(Items drawn from a dataset)
····················

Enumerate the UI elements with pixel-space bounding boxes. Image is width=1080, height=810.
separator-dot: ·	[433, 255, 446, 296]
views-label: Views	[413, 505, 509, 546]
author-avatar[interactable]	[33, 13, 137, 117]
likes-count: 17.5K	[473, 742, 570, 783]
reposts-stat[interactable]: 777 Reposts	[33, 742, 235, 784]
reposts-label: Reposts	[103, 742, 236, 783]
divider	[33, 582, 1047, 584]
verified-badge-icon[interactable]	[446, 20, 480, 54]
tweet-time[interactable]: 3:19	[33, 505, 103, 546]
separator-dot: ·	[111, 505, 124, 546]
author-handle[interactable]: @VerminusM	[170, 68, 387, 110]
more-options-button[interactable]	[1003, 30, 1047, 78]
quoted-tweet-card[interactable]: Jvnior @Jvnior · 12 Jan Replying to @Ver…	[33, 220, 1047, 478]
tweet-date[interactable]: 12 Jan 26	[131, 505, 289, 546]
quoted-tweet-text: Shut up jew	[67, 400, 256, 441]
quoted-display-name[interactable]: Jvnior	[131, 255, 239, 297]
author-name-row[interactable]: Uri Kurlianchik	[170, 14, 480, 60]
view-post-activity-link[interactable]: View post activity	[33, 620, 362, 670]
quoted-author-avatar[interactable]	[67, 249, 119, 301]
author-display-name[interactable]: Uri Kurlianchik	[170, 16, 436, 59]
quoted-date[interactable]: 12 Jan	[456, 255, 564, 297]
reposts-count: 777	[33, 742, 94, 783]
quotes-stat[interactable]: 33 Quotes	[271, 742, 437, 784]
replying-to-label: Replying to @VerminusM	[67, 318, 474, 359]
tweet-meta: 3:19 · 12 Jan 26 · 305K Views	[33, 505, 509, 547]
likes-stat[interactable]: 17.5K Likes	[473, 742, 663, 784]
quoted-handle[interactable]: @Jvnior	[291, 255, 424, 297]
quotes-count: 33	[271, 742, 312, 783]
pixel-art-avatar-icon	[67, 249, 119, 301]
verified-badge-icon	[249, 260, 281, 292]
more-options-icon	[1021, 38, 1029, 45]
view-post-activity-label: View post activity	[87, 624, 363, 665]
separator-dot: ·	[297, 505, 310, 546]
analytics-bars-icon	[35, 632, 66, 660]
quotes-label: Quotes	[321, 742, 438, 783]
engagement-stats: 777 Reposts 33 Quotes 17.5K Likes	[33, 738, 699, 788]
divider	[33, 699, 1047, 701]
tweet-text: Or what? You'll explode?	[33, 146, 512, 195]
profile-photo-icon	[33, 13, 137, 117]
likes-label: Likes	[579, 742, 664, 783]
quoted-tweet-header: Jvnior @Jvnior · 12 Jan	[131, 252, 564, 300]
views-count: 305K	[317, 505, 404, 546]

····················

Reproduce the records from their first line through the line containing "742, 235, 784]", with both ends included.

Enumerate the UI elements with pixel-space bounding boxes. Image is width=1080, height=810.
separator-dot: ·	[433, 255, 446, 296]
views-label: Views	[413, 505, 509, 546]
author-avatar[interactable]	[33, 13, 137, 117]
likes-count: 17.5K	[473, 742, 570, 783]
reposts-stat[interactable]: 777 Reposts	[33, 742, 235, 784]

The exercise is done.